[The exercise]: Exactly repeat the material, dropping only the pictures.

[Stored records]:
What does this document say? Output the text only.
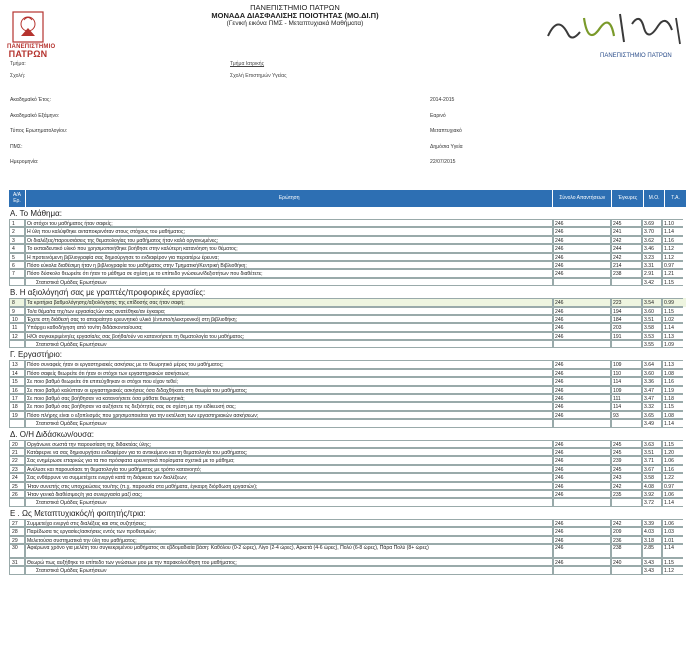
ΠΑΝΕΠΙΣΤΗΜΙΟ
ΠΑΤΡΩΝ
ΠΑΝΕΠΙΣΤΗΜΙΟ ΠΑΤΡΩΝ
ΜΟΝΑΔΑ ΔΙΑΣΦΑΛΙΣΗΣ ΠΟΙΟΤΗΤΑΣ (ΜΟ.ΔΙ.Π)
(Γενική εικόνα ΠΜΣ - Μεταπτυχιακά Μαθήματα)
ΠΑΝΕΠΙΣΤΗΜΙΟ ΠΑΤΡΩΝ
Τμήμα:	Τμήμα Ιατρικής
Σχολή:	Σχολή Επιστημών Υγείας
Ακαδημαϊκό Έτος:	2014-2015
Ακαδημαϊκό Εξάμηνο:	Εαρινό
Τύπος Ερωτηματολογίου:	Μεταπτυχιακό
ΠΜΣ:	Δημόσια Υγεία
Ημερομηνία:	22/07/2015
Α/Α Ερ.	Ερώτηση	Σύνολο Απαντήσεων	Έγκυρες	Μ.Ο.	Τ.Α.
Α. Το Μάθημα:
1	Οι στόχοι του μαθήματος ήταν σαφείς;	246	245	3.69	1.10
2	Η ύλη που καλύφθηκε ανταποκρινόταν στους στόχους του μαθήματος;	246	241	3.70	1.14
3	Οι διαλέξεις/παρουσιάσεις της θεματολογίας του μαθήματος ήταν καλά οργανωμένες;	246	242	3.62	1.16
4	Το εκπαιδευτικό υλικό που χρησιμοποιήθηκε βοήθησε στην καλύτερη κατανόηση του θέματος;	246	244	3.46	1.12
5	Η προτεινόμενη βιβλιογραφία σας δημιούργησε το ενδιαφέρον για περαιτέρω έρευνα;	246	242	3.23	1.12
6	Πόσο εύκολα διαθέσιμη ήταν η βιβλιογραφία του μαθήματος στην Τμηματική/Κεντρική Βιβλιοθήκη;	246	214	3.31	0.97
7	Πόσο δύσκολο θεωρείτε ότι ήταν το μάθημα σε σχέση με το επίπεδο γνώσεων/δεξιοτήτων που διαθέτετε;	246	238	2.91	1.21
Στατιστικά Ομάδας Ερωτήσεων	3.42	1.15
Β. Η αξιολόγησή σας με γραπτές/προφορικές εργασίες:
8	Τα κριτήρια βαθμολόγησης/αξιολόγησης της επίδοσής σας ήταν σαφή;	246	223	3.54	0.99
9	Το/α θέμα/τα της/των εργασίας/ών σας ανατέθηκε/αν έγκαιρα;	246	194	3.60	1.15
10	Έχετε στη διάθεσή σας το απαραίτητο ερευνητικό υλικό (έντυπο/ηλεκτρονικό) στη βιβλιοθήκη;	246	184	3.51	1.02
11	Υπάρχει καθοδήγηση από τον/τη διδάσκοντα/ουσα;	246	203	3.58	1.14
12	Η/Οι συγκεκριμένη/ες εργασία/ες σας βοήθα/ούν να κατανοήσετε τη θεματολογία του μαθήματος;	246	191	3.53	1.13
Στατιστικά Ομάδας Ερωτήσεων	3.55	1.09
Γ. Εργαστήριο:
13	Πόσο συναφείς ήταν οι εργαστηριακές ασκήσεις με το θεωρητικό μέρος του μαθήματος;	246	109	3.64	1.13
14	Πόσο σαφείς θεωρείτε ότι ήταν οι στόχοι των εργαστηριακών ασκήσεων;	246	110	3.60	1.08
15	Σε ποιο βαθμό θεωρείτε ότι επιτεύχθηκαν οι στόχοι που είχαν τεθεί;	246	114	3.36	1.16
16	Σε ποιο βαθμό καλύπταν οι εργαστηριακές ασκήσεις όσα διδαχθήκατε στη θεωρία του μαθήματος;	246	109	3.47	1.19
17	Σε ποιο βαθμό σας βοήθησαν να κατανοήσετε όσα μάθατε θεωρητικά;	246	111	3.47	1.18
18	Σε ποιο βαθμό σας βοήθησαν να αυξήσετε τις δεξιότητές σας σε σχέση με την ειδίκευσή σας;	246	114	3.32	1.15
19	Πόσο πλήρης είναι ο εξοπλισμός που χρησιμοποιείται για την εκτέλεση των εργαστηριακών ασκήσεων;	246	93	3.65	1.08
Στατιστικά Ομάδας Ερωτήσεων	3.49	1.14
Δ. Ο/Η Διδάσκων/ουσα:
20	Οργάνωνε σωστά την παρουσίαση της διδακτέας ύλης;	246	245	3.63	1.15
21	Κατάφερνε να σας δημιουργήσει ενδιαφέρον για το αντικείμενο και τη θεματολογία του μαθήματος;	246	245	3.51	1.20
22	Σας ενημέρωσε επαρκώς για τα πιο πρόσφατα ερευνητικά πορίσματα σχετικά με το μάθημα;	246	239	3.71	1.06
23	Ανέλυσε και παρουσίασε τη θεματολογία του μαθήματος με τρόπο κατανοητό;	246	245	3.67	1.16
24	Σας ενθάρρυνε να συμμετέχετε ενεργά κατά τη διάρκεια των διαλέξεων;	246	243	3.58	1.22
25	Ήταν συνεπής στις υποχρεώσεις του/της (π.χ. παρουσία στα μαθήματα, έγκαιρη διόρθωση εργασιών);	246	242	4.08	0.97
26	Ήταν γενικά διαθέσιμος/η για συνεργασία μαζί σας;	246	235	3.92	1.06
Στατιστικά Ομάδας Ερωτήσεων	3.72	1.14
Ε . Ως Μεταπτυχιακός/ή φοιτητής/τρια:
27	Συμμετείχα ενεργά στις διαλέξεις και στις συζητήσεις;	246	242	3.39	1.06
28	Παρέδωσα τις εργασίες/ασκήσεις εντός των προθεσμιών;	246	209	4.03	1.03
29	Μελετούσα συστηματικά την ύλη του μαθήματος;	246	236	3.18	1.01
30	Αφιέρωνα χρόνο για μελέτη του συγκεκριμένου μαθήματος σε εβδομαδιαία βάση: Καθόλου (0-2 ώρες), Λίγο (2-4 ώρες), Αρκετά (4-6 ώρες), Πολύ (6-8 ώρες), Πάρα Πολύ (8+ ώρες)	246	238	2.85	1.14
31	Θεωρώ πως αυξήθηκε το επίπεδο των γνώσεων μου με την παρακολούθηση του μαθήματος;	246	240	3.43	1.15
Στατιστικά Ομάδας Ερωτήσεων	3.43	1.12
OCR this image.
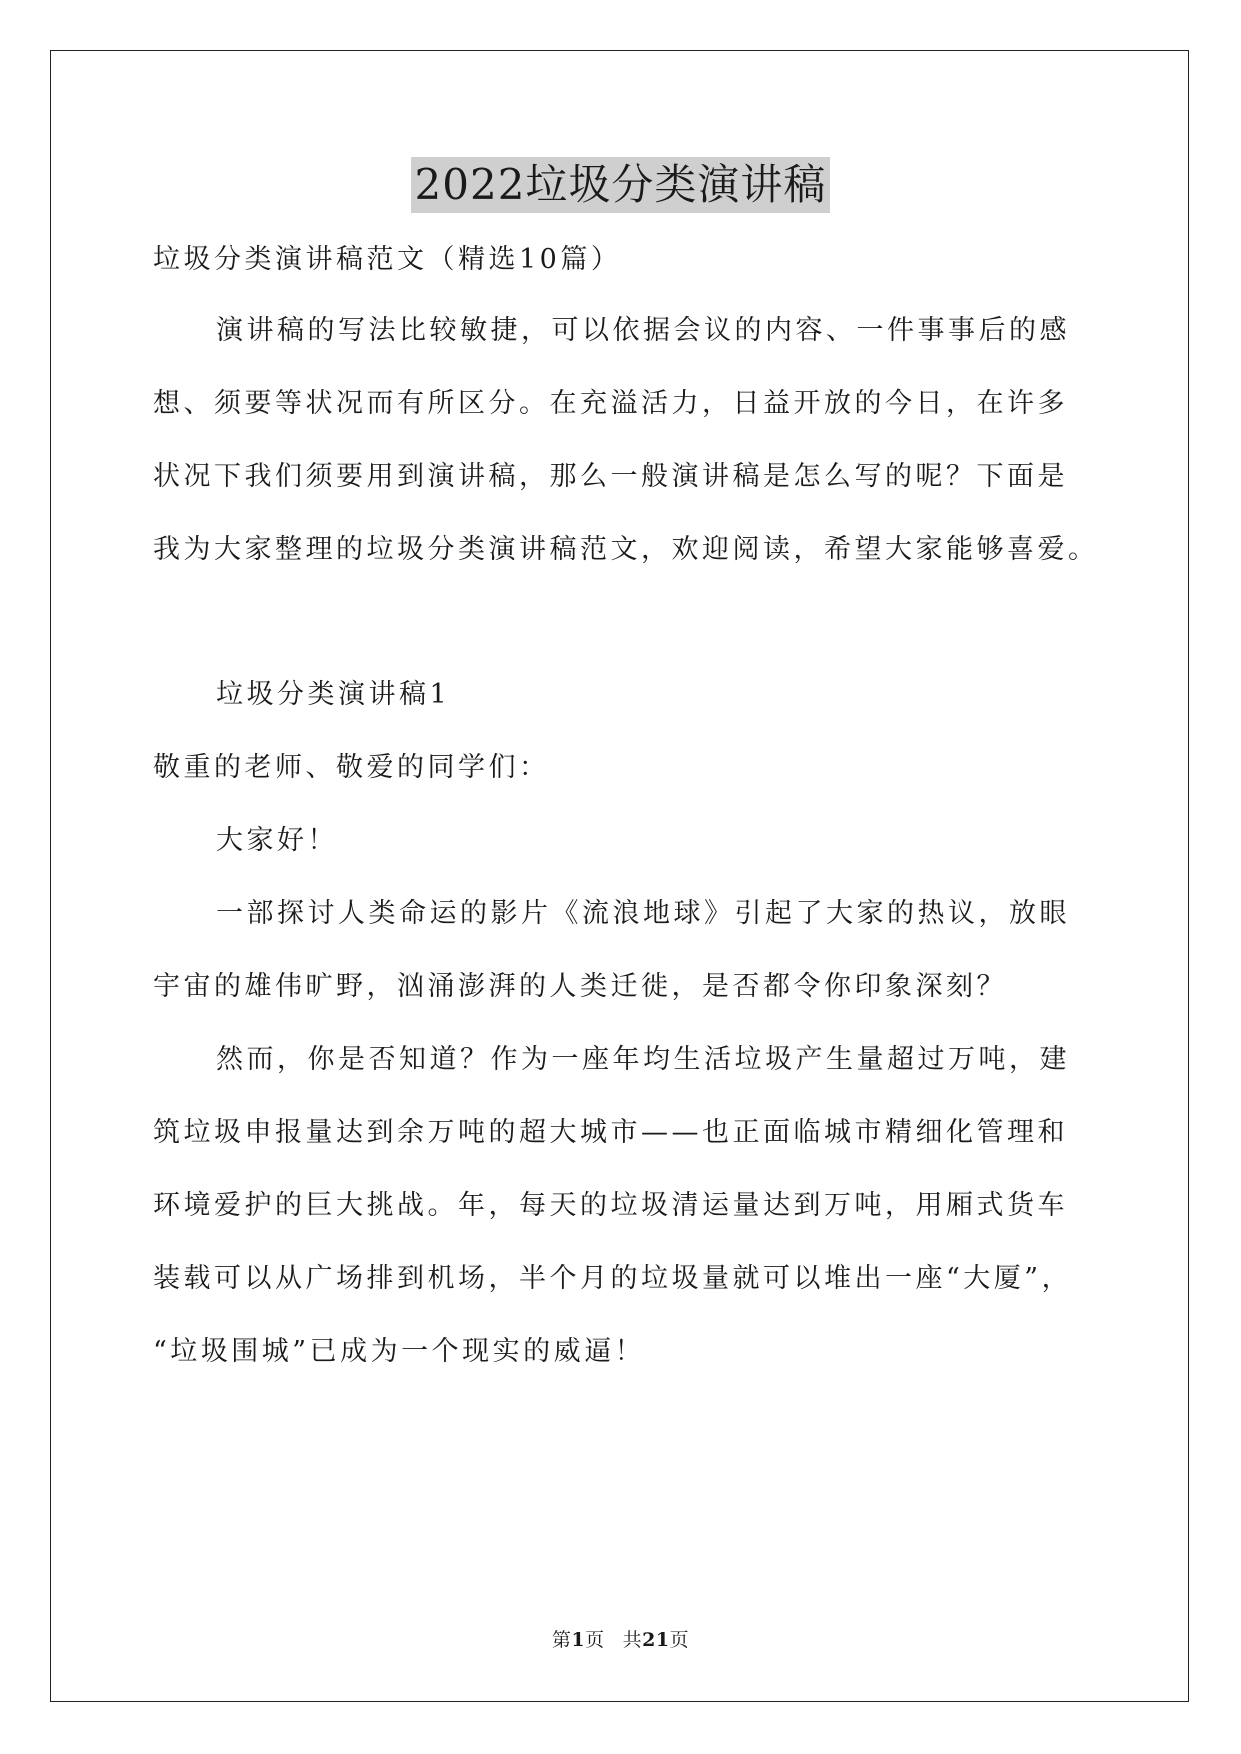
2022垃圾分类演讲稿
垃圾分类演讲稿范文（精选10篇）
演讲稿的写法比较敏捷，可以依据会议的内容、一件事事后的感
想、须要等状况而有所区分。在充溢活力，日益开放的今日，在许多
状况下我们须要用到演讲稿，那么一般演讲稿是怎么写的呢？下面是
我为大家整理的垃圾分类演讲稿范文，欢迎阅读，希望大家能够喜爱。
垃圾分类演讲稿1
敬重的老师、敬爱的同学们：
大家好！
一部探讨人类命运的影片《流浪地球》引起了大家的热议，放眼
宇宙的雄伟旷野，汹涌澎湃的人类迁徙，是否都令你印象深刻？
然而，你是否知道？作为一座年均生活垃圾产生量超过万吨，建
筑垃圾申报量达到余万吨的超大城市——也正面临城市精细化管理和
环境爱护的巨大挑战。年，每天的垃圾清运量达到万吨，用厢式货车
装载可以从广场排到机场，半个月的垃圾量就可以堆出一座“大厦”，
“垃圾围城”已成为一个现实的威逼！
第1页 共21页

[Full answer]:
What does this document say? Output the text only.
ΠΑΝΕΠΙΣΤΗΜΙΟ
ΠΑΤΡΩΝ
ΠΑΝΕΠΙΣΤΗΜΙΟ ΠΑΤΡΩΝ
ΜΟΝΑΔΑ ΔΙΑΣΦΑΛΙΣΗΣ ΠΟΙΟΤΗΤΑΣ (ΜΟ.ΔΙ.Π)
(Γενική εικόνα ΠΜΣ - Μεταπτυχιακά Μαθήματα)
ΠΑΝΕΠΙΣΤΗΜΙΟ ΠΑΤΡΩΝ
Τμήμα:	Τμήμα Ιατρικής
Σχολή:	Σχολή Επιστημών Υγείας
Ακαδημαϊκό Έτος:	2014-2015
Ακαδημαϊκό Εξάμηνο:	Εαρινό
Τύπος Ερωτηματολογίου:	Μεταπτυχιακό
ΠΜΣ:	Δημόσια Υγεία
Ημερομηνία:	22/07/2015
Α/Α Ερ.	Ερώτηση	Σύνολο Απαντήσεων	Έγκυρες	Μ.Ο.	Τ.Α.
Α. Το Μάθημα:
1	Οι στόχοι του μαθήματος ήταν σαφείς;	246	245	3.69	1.10
2	Η ύλη που καλύφθηκε ανταποκρινόταν στους στόχους του μαθήματος;	246	241	3.70	1.14
3	Οι διαλέξεις/παρουσιάσεις της θεματολογίας του μαθήματος ήταν καλά οργανωμένες;	246	242	3.62	1.16
4	Το εκπαιδευτικό υλικό που χρησιμοποιήθηκε βοήθησε στην καλύτερη κατανόηση του θέματος;	246	244	3.46	1.12
5	Η προτεινόμενη βιβλιογραφία σας δημιούργησε το ενδιαφέρον για περαιτέρω έρευνα;	246	242	3.23	1.12
6	Πόσο εύκολα διαθέσιμη ήταν η βιβλιογραφία του μαθήματος στην Τμηματική/Κεντρική Βιβλιοθήκη;	246	214	3.31	0.97
7	Πόσο δύσκολο θεωρείτε ότι ήταν το μάθημα σε σχέση με το επίπεδο γνώσεων/δεξιοτήτων που διαθέτετε;	246	238	2.91	1.21
Στατιστικά Ομάδας Ερωτήσεων	3.42	1.15
Β. Η αξιολόγησή σας με γραπτές/προφορικές εργασίες:
8	Τα κριτήρια βαθμολόγησης/αξιολόγησης της επίδοσής σας ήταν σαφή;	246	223	3.54	0.99
9	Το/α θέμα/τα της/των εργασίας/ών σας ανατέθηκε/αν έγκαιρα;	246	194	3.60	1.15
10	Έχετε στη διάθεσή σας το απαραίτητο ερευνητικό υλικό (έντυπο/ηλεκτρονικό) στη βιβλιοθήκη;	246	184	3.51	1.02
11	Υπάρχει καθοδήγηση από τον/τη διδάσκοντα/ουσα;	246	203	3.58	1.14
12	Η/Οι συγκεκριμένη/ες εργασία/ες σας βοήθα/ούν να κατανοήσετε τη θεματολογία του μαθήματος;	246	191	3.53	1.13
Στατιστικά Ομάδας Ερωτήσεων	3.55	1.09
Γ. Εργαστήριο:
13	Πόσο συναφείς ήταν οι εργαστηριακές ασκήσεις με το θεωρητικό μέρος του μαθήματος;	246	109	3.64	1.13
14	Πόσο σαφείς θεωρείτε ότι ήταν οι στόχοι των εργαστηριακών ασκήσεων;	246	110	3.60	1.08
15	Σε ποιο βαθμό θεωρείτε ότι επιτεύχθηκαν οι στόχοι που είχαν τεθεί;	246	114	3.36	1.16
16	Σε ποιο βαθμό καλύπταν οι εργαστηριακές ασκήσεις όσα διδαχθήκατε στη θεωρία του μαθήματος;	246	109	3.47	1.19
17	Σε ποιο βαθμό σας βοήθησαν να κατανοήσετε όσα μάθατε θεωρητικά;	246	111	3.47	1.18
18	Σε ποιο βαθμό σας βοήθησαν να αυξήσετε τις δεξιότητές σας σε σχέση με την ειδίκευσή σας;	246	114	3.32	1.15
19	Πόσο πλήρης είναι ο εξοπλισμός που χρησιμοποιείται για την εκτέλεση των εργαστηριακών ασκήσεων;	246	93	3.65	1.08
Στατιστικά Ομάδας Ερωτήσεων	3.49	1.14
Δ. Ο/Η Διδάσκων/ουσα:
20	Οργάνωνε σωστά την παρουσίαση της διδακτέας ύλης;	246	245	3.63	1.15
21	Κατάφερνε να σας δημιουργήσει ενδιαφέρον για το αντικείμενο και τη θεματολογία του μαθήματος;	246	245	3.51	1.20
22	Σας ενημέρωσε επαρκώς για τα πιο πρόσφατα ερευνητικά πορίσματα σχετικά με το μάθημα;	246	239	3.71	1.06
23	Ανέλυσε και παρουσίασε τη θεματολογία του μαθήματος με τρόπο κατανοητό;	246	245	3.67	1.16
24	Σας ενθάρρυνε να συμμετέχετε ενεργά κατά τη διάρκεια των διαλέξεων;	246	243	3.58	1.22
25	Ήταν συνεπής στις υποχρεώσεις του/της (π.χ. παρουσία στα μαθήματα, έγκαιρη διόρθωση εργασιών);	246	242	4.08	0.97
26	Ήταν γενικά διαθέσιμος/η για συνεργασία μαζί σας;	246	235	3.92	1.06
Στατιστικά Ομάδας Ερωτήσεων	3.72	1.14
Ε . Ως Μεταπτυχιακός/ή φοιτητής/τρια:
27	Συμμετείχα ενεργά στις διαλέξεις και στις συζητήσεις;	246	242	3.39	1.06
28	Παρέδωσα τις εργασίες/ασκήσεις εντός των προθεσμιών;	246	209	4.03	1.03
29	Μελετούσα συστηματικά την ύλη του μαθήματος;	246	236	3.18	1.01
30	Αφιέρωνα χρόνο για μελέτη του συγκεκριμένου μαθήματος σε εβδομαδιαία βάση: Καθόλου (0-2 ώρες), Λίγο (2-4 ώρες), Αρκετά (4-6 ώρες), Πολύ (6-8 ώρες), Πάρα Πολύ (8+ ώρες)	246	238	2.85	1.14
31	Θεωρώ πως αυξήθηκε το επίπεδο των γνώσεων μου με την παρακολούθηση του μαθήματος;	246	240	3.43	1.15
Στατιστικά Ομάδας Ερωτήσεων	3.43	1.12
OCR this image.
2022垃圾分类演讲稿
垃圾分类演讲稿范文（精选10篇）
演讲稿的写法比较敏捷，可以依据会议的内容、一件事事后的感
想、须要等状况而有所区分。在充溢活力，日益开放的今日，在许多
状况下我们须要用到演讲稿，那么一般演讲稿是怎么写的呢？下面是
我为大家整理的垃圾分类演讲稿范文，欢迎阅读，希望大家能够喜爱。
垃圾分类演讲稿1
敬重的老师、敬爱的同学们：
大家好！
一部探讨人类命运的影片《流浪地球》引起了大家的热议，放眼
宇宙的雄伟旷野，汹涌澎湃的人类迁徙，是否都令你印象深刻？
然而，你是否知道？作为一座年均生活垃圾产生量超过万吨，建
筑垃圾申报量达到余万吨的超大城市——也正面临城市精细化管理和
环境爱护的巨大挑战。年，每天的垃圾清运量达到万吨，用厢式货车
装载可以从广场排到机场，半个月的垃圾量就可以堆出一座“大厦”，
“垃圾围城”已成为一个现实的威逼！
第1页 共21页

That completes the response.